■ **WHAT THE TASK REQUIRES**: Quote every line as given.

(Raw records)
*-*-*
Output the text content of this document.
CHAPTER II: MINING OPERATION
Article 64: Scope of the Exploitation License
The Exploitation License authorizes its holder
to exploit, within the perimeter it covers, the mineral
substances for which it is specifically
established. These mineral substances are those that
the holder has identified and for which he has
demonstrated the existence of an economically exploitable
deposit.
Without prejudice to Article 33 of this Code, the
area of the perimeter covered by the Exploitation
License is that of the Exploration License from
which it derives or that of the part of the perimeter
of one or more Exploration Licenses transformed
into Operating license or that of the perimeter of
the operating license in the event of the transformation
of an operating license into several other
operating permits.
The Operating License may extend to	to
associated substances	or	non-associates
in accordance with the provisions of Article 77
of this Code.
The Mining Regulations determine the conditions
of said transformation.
*-*-*
■ **TASK SOLUTION**:
Output the text content of this document.
CHAPTER II: MINING OPERATION
Article 64: Scope of the Exploitation License
The Exploitation License authorizes its holder
to exploit, within the perimeter it covers, the mineral
substances for which it is specifically
established. These mineral substances are those that
the holder has identified and for which he has
demonstrated the existence of an economically exploitable
deposit.
Without prejudice to Article 33 of this Code, the
area of the perimeter covered by the Exploitation
License is that of the Exploration License from
which it derives or that of the part of the perimeter
of one or more Exploration Licenses transformed
into Operating license or that of the perimeter of
the operating license in the event of the transformation
of an operating license into several other
operating permits.
The Operating License may extend to	to
associated substances	or	non-associates
in accordance with the provisions of Article 77
of this Code.
The Mining Regulations determine the conditions
of said transformation.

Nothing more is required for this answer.